From the listing below, select every line where the word "content" appears.

— start —

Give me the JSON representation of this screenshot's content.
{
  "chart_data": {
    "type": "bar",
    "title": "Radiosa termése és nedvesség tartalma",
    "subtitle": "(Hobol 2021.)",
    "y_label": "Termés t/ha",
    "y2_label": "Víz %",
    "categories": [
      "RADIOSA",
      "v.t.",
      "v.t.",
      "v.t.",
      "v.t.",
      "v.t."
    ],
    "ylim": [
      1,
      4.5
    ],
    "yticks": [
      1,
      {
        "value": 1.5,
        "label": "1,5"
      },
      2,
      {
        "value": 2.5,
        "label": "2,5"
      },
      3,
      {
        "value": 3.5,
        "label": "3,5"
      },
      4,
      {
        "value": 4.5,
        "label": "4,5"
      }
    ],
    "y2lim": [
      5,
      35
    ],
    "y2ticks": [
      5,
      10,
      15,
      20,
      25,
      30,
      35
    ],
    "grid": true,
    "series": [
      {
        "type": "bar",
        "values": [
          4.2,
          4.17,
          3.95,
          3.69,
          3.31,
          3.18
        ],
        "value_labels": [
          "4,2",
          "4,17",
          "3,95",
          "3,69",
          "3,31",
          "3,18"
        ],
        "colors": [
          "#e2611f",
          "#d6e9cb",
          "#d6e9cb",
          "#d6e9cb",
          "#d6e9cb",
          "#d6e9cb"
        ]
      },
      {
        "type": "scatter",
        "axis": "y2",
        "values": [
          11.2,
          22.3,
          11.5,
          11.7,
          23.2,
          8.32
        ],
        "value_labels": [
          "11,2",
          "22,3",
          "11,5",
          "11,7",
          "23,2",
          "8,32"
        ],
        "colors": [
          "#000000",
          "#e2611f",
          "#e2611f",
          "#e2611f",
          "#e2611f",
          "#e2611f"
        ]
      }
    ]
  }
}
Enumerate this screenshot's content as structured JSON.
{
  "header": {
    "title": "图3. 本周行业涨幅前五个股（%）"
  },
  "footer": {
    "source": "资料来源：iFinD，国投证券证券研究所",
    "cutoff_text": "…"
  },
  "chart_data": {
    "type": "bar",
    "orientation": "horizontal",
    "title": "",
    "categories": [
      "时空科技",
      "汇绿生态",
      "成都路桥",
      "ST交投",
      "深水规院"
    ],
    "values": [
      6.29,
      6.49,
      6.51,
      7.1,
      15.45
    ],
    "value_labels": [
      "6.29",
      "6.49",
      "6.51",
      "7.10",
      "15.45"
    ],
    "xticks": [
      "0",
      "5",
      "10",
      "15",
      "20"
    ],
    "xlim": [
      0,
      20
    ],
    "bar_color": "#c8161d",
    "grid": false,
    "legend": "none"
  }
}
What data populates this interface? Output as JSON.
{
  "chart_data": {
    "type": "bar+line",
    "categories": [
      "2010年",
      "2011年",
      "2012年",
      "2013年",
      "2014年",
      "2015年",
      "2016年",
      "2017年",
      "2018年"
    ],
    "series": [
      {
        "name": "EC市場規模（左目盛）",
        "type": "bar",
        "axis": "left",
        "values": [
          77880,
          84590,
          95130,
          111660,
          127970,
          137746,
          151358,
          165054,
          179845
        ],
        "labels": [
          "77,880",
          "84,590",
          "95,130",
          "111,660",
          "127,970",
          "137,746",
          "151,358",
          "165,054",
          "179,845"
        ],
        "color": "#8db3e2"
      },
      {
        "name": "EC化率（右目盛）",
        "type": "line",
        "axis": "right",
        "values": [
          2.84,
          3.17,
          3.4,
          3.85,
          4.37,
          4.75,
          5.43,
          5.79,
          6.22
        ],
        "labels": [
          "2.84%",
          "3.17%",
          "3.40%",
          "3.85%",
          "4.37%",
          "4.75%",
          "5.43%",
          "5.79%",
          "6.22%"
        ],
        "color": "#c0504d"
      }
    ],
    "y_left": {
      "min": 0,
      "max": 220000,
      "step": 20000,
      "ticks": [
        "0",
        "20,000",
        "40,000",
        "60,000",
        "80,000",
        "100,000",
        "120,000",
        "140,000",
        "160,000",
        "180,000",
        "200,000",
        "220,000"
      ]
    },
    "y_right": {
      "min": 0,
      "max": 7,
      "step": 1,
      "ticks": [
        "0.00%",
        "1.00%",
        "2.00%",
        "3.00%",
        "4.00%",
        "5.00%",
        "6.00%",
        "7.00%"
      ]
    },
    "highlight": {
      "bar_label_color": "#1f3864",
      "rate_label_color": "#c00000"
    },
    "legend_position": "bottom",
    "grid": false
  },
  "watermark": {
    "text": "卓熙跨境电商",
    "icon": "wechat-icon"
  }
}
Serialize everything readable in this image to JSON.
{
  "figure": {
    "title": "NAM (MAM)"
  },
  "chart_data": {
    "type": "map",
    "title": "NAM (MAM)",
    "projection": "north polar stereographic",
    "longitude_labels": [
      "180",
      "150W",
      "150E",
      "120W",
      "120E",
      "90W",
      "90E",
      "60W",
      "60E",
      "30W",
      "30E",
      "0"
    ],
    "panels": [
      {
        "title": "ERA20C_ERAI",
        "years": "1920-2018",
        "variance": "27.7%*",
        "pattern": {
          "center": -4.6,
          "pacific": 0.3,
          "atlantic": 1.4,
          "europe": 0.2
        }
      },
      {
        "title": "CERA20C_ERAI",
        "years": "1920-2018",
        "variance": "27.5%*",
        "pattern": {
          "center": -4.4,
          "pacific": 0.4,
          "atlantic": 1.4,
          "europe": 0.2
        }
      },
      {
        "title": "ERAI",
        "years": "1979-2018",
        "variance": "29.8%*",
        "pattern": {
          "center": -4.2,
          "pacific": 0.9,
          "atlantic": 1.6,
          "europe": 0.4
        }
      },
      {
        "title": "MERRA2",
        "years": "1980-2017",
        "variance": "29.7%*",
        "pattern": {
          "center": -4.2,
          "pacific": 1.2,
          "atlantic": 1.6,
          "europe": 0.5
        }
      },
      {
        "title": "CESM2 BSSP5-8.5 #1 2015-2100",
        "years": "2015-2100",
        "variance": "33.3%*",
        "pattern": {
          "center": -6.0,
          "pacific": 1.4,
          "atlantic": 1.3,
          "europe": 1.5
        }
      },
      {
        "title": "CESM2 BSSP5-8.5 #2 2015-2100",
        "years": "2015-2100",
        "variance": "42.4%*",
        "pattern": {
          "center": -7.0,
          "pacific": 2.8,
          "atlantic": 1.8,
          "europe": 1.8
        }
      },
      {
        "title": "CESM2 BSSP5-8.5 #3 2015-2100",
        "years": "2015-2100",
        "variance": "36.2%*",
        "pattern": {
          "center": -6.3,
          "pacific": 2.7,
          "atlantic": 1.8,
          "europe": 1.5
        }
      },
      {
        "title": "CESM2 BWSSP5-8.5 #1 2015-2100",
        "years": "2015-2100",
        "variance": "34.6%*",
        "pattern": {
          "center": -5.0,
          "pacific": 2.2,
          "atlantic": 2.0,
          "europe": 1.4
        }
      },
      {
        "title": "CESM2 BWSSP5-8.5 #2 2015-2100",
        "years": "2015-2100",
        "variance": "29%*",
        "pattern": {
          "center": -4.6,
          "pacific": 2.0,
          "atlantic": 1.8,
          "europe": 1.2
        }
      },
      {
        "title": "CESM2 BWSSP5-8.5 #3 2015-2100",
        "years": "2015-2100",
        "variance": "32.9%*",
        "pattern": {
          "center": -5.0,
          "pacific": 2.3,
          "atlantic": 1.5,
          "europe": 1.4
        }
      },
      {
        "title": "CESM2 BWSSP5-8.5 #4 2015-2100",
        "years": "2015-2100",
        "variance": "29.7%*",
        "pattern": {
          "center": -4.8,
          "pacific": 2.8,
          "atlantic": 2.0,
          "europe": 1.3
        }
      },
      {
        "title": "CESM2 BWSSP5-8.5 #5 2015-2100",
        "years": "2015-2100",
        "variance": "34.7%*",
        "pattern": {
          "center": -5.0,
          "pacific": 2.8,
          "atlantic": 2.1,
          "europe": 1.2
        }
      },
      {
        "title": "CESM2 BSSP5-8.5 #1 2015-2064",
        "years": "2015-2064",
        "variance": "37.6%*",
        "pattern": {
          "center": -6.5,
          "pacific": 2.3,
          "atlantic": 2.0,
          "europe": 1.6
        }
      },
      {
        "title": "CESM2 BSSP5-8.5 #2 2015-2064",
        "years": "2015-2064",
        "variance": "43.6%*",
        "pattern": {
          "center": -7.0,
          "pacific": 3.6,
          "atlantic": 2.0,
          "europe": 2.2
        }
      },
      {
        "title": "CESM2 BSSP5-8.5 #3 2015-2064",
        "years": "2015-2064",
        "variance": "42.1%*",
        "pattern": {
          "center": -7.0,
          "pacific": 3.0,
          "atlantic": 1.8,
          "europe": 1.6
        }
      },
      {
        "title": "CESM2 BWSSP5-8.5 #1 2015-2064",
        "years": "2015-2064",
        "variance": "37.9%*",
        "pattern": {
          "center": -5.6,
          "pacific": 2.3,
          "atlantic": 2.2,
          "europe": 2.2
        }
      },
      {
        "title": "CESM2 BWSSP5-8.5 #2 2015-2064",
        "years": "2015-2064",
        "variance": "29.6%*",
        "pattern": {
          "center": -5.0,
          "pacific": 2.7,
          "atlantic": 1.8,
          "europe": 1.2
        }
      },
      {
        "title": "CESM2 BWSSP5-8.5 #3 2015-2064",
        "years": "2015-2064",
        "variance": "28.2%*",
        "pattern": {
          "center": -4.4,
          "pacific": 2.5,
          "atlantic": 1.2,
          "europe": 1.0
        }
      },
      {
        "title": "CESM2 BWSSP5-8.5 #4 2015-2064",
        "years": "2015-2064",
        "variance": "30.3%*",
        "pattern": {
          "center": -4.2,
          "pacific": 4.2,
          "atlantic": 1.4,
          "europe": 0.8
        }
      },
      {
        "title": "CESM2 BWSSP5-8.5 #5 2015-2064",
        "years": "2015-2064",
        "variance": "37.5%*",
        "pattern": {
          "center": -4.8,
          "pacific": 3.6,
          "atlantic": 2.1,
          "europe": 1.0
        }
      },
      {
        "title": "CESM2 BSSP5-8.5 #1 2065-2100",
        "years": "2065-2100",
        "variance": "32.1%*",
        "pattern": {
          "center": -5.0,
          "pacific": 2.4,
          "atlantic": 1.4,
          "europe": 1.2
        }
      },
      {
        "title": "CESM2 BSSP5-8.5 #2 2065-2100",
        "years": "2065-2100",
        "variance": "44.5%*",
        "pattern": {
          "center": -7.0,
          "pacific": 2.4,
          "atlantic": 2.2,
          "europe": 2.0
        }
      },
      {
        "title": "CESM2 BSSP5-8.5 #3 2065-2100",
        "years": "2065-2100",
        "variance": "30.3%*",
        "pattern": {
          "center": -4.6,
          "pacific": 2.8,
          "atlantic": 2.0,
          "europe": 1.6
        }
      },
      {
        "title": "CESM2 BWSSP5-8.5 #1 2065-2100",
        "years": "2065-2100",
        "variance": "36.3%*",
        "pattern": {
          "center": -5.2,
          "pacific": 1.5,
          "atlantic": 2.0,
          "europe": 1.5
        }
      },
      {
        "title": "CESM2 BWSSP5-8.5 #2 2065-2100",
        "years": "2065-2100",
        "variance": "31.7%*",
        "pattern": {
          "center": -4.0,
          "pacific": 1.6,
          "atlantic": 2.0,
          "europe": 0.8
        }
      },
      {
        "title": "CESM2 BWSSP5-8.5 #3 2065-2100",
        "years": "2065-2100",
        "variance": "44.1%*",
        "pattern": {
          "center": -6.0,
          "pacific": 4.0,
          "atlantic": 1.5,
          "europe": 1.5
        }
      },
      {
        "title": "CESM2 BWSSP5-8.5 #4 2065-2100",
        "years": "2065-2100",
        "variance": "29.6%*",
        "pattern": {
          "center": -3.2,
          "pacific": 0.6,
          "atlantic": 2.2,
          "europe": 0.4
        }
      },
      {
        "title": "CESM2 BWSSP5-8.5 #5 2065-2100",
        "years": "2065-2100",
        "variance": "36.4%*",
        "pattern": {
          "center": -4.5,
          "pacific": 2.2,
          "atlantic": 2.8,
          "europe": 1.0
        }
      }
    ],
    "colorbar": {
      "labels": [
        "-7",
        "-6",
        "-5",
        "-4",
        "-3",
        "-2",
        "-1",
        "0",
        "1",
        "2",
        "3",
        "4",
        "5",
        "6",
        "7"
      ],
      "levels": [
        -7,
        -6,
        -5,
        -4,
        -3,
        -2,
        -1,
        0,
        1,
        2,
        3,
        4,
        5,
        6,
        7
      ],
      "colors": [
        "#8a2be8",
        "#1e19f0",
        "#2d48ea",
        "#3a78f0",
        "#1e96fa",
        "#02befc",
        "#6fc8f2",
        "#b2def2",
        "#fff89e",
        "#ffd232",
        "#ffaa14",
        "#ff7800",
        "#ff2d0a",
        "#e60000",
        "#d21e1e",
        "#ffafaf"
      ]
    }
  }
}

— end —

▶ **The response**
Give me the JSON representation of this screenshot's content.
Enumerate this screenshot's content as structured JSON.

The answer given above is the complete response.